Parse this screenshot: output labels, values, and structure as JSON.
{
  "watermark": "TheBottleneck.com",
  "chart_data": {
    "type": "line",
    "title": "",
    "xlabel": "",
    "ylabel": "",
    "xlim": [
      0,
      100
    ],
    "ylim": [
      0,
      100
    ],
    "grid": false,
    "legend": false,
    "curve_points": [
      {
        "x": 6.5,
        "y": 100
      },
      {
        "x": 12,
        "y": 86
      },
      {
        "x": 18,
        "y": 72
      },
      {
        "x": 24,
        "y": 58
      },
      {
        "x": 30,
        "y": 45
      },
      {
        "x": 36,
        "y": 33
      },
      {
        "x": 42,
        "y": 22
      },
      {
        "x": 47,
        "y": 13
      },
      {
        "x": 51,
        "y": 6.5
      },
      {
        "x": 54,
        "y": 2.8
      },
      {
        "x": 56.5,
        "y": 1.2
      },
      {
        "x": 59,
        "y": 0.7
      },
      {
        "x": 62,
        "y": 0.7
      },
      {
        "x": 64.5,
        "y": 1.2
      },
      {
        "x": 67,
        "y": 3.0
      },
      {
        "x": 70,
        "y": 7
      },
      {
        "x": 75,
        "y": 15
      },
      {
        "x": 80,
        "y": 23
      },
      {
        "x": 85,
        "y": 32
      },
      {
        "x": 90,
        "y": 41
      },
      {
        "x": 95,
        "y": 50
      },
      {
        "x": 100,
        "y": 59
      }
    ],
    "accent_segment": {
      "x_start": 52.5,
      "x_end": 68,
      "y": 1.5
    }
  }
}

● **Task instructions**:
Above are the records; copy all of them exactly.

● **Task response**:
Parse this screenshot: output labels, values, and structure as JSON.
{
  "watermark": "TheBottleneck.com",
  "chart_data": {
    "type": "line",
    "title": "",
    "xlabel": "",
    "ylabel": "",
    "xlim": [
      0,
      100
    ],
    "ylim": [
      0,
      100
    ],
    "grid": false,
    "legend": false,
    "curve_points": [
      {
        "x": 6.5,
        "y": 100
      },
      {
        "x": 12,
        "y": 86
      },
      {
        "x": 18,
        "y": 72
      },
      {
        "x": 24,
        "y": 58
      },
      {
        "x": 30,
        "y": 45
      },
      {
        "x": 36,
        "y": 33
      },
      {
        "x": 42,
        "y": 22
      },
      {
        "x": 47,
        "y": 13
      },
      {
        "x": 51,
        "y": 6.5
      },
      {
        "x": 54,
        "y": 2.8
      },
      {
        "x": 56.5,
        "y": 1.2
      },
      {
        "x": 59,
        "y": 0.7
      },
      {
        "x": 62,
        "y": 0.7
      },
      {
        "x": 64.5,
        "y": 1.2
      },
      {
        "x": 67,
        "y": 3.0
      },
      {
        "x": 70,
        "y": 7
      },
      {
        "x": 75,
        "y": 15
      },
      {
        "x": 80,
        "y": 23
      },
      {
        "x": 85,
        "y": 32
      },
      {
        "x": 90,
        "y": 41
      },
      {
        "x": 95,
        "y": 50
      },
      {
        "x": 100,
        "y": 59
      }
    ],
    "accent_segment": {
      "x_start": 52.5,
      "x_end": 68,
      "y": 1.5
    }
  }
}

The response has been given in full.